▶ Objective: Every entry here needs to be repeated exactly.

▶ Excerpted data:
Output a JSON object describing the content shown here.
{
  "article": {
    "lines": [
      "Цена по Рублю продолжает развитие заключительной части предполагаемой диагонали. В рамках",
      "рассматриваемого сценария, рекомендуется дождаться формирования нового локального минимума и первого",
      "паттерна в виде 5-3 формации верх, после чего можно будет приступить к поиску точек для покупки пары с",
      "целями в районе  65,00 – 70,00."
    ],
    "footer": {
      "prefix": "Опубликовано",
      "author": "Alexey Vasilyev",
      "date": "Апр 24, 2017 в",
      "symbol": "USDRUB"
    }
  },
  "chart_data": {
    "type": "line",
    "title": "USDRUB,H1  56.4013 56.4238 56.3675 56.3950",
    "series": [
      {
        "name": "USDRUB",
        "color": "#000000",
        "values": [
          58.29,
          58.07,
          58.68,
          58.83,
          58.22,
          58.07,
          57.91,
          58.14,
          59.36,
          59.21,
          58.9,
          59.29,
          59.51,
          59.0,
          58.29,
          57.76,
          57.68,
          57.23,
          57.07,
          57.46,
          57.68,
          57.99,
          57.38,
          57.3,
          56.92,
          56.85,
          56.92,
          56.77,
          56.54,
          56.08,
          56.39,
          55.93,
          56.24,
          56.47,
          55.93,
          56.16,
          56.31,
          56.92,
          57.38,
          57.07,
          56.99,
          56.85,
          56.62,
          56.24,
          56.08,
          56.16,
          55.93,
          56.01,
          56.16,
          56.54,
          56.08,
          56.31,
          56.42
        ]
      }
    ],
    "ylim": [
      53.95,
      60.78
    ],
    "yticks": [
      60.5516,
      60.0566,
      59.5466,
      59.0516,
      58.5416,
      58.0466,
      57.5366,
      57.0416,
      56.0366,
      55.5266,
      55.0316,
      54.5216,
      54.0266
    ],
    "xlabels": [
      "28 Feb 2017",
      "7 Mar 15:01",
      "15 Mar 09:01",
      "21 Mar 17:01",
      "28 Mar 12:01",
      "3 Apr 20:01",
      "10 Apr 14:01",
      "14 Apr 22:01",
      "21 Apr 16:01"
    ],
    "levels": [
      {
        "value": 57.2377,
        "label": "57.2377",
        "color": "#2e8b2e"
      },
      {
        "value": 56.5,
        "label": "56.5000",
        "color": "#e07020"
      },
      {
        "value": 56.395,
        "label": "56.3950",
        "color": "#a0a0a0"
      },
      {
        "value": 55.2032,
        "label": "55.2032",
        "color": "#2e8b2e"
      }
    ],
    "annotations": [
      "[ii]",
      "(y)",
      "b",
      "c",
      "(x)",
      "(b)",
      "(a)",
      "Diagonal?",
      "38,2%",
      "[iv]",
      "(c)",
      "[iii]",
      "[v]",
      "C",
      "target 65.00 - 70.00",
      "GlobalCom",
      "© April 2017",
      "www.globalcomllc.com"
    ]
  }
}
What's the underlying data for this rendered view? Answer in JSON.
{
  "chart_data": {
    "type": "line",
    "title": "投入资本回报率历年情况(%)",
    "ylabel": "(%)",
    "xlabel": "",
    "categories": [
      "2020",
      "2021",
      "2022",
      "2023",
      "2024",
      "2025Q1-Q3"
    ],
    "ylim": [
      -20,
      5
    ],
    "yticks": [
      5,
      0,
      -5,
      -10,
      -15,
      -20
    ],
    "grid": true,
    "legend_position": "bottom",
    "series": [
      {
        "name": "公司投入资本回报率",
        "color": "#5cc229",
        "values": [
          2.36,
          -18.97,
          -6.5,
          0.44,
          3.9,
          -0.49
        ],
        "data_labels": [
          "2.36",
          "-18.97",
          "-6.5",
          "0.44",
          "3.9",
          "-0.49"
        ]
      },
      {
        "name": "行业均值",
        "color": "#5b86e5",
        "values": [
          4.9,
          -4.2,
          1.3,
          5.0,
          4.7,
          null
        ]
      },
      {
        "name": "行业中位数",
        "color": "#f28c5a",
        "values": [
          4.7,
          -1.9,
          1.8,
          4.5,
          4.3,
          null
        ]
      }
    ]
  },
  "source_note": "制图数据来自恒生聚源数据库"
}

▶ Expected output:
Output a JSON object describing the content shown here.
{
  "article": {
    "lines": [
      "Цена по Рублю продолжает развитие заключительной части предполагаемой диагонали. В рамках",
      "рассматриваемого сценария, рекомендуется дождаться формирования нового локального минимума и первого",
      "паттерна в виде 5-3 формации верх, после чего можно будет приступить к поиску точек для покупки пары с",
      "целями в районе  65,00 – 70,00."
    ],
    "footer": {
      "prefix": "Опубликовано",
      "author": "Alexey Vasilyev",
      "date": "Апр 24, 2017 в",
      "symbol": "USDRUB"
    }
  },
  "chart_data": {
    "type": "line",
    "title": "USDRUB,H1  56.4013 56.4238 56.3675 56.3950",
    "series": [
      {
        "name": "USDRUB",
        "color": "#000000",
        "values": [
          58.29,
          58.07,
          58.68,
          58.83,
          58.22,
          58.07,
          57.91,
          58.14,
          59.36,
          59.21,
          58.9,
          59.29,
          59.51,
          59.0,
          58.29,
          57.76,
          57.68,
          57.23,
          57.07,
          57.46,
          57.68,
          57.99,
          57.38,
          57.3,
          56.92,
          56.85,
          56.92,
          56.77,
          56.54,
          56.08,
          56.39,
          55.93,
          56.24,
          56.47,
          55.93,
          56.16,
          56.31,
          56.92,
          57.38,
          57.07,
          56.99,
          56.85,
          56.62,
          56.24,
          56.08,
          56.16,
          55.93,
          56.01,
          56.16,
          56.54,
          56.08,
          56.31,
          56.42
        ]
      }
    ],
    "ylim": [
      53.95,
      60.78
    ],
    "yticks": [
      60.5516,
      60.0566,
      59.5466,
      59.0516,
      58.5416,
      58.0466,
      57.5366,
      57.0416,
      56.0366,
      55.5266,
      55.0316,
      54.5216,
      54.0266
    ],
    "xlabels": [
      "28 Feb 2017",
      "7 Mar 15:01",
      "15 Mar 09:01",
      "21 Mar 17:01",
      "28 Mar 12:01",
      "3 Apr 20:01",
      "10 Apr 14:01",
      "14 Apr 22:01",
      "21 Apr 16:01"
    ],
    "levels": [
      {
        "value": 57.2377,
        "label": "57.2377",
        "color": "#2e8b2e"
      },
      {
        "value": 56.5,
        "label": "56.5000",
        "color": "#e07020"
      },
      {
        "value": 56.395,
        "label": "56.3950",
        "color": "#a0a0a0"
      },
      {
        "value": 55.2032,
        "label": "55.2032",
        "color": "#2e8b2e"
      }
    ],
    "annotations": [
      "[ii]",
      "(y)",
      "b",
      "c",
      "(x)",
      "(b)",
      "(a)",
      "Diagonal?",
      "38,2%",
      "[iv]",
      "(c)",
      "[iii]",
      "[v]",
      "C",
      "target 65.00 - 70.00",
      "GlobalCom",
      "© April 2017",
      "www.globalcomllc.com"
    ]
  }
}
What's the underlying data for this rendered view? Answer in JSON.
{
  "chart_data": {
    "type": "line",
    "title": "投入资本回报率历年情况(%)",
    "ylabel": "(%)",
    "xlabel": "",
    "categories": [
      "2020",
      "2021",
      "2022",
      "2023",
      "2024",
      "2025Q1-Q3"
    ],
    "ylim": [
      -20,
      5
    ],
    "yticks": [
      5,
      0,
      -5,
      -10,
      -15,
      -20
    ],
    "grid": true,
    "legend_position": "bottom",
    "series": [
      {
        "name": "公司投入资本回报率",
        "color": "#5cc229",
        "values": [
          2.36,
          -18.97,
          -6.5,
          0.44,
          3.9,
          -0.49
        ],
        "data_labels": [
          "2.36",
          "-18.97",
          "-6.5",
          "0.44",
          "3.9",
          "-0.49"
        ]
      },
      {
        "name": "行业均值",
        "color": "#5b86e5",
        "values": [
          4.9,
          -4.2,
          1.3,
          5.0,
          4.7,
          null
        ]
      },
      {
        "name": "行业中位数",
        "color": "#f28c5a",
        "values": [
          4.7,
          -1.9,
          1.8,
          4.5,
          4.3,
          null
        ]
      }
    ]
  },
  "source_note": "制图数据来自恒生聚源数据库"
}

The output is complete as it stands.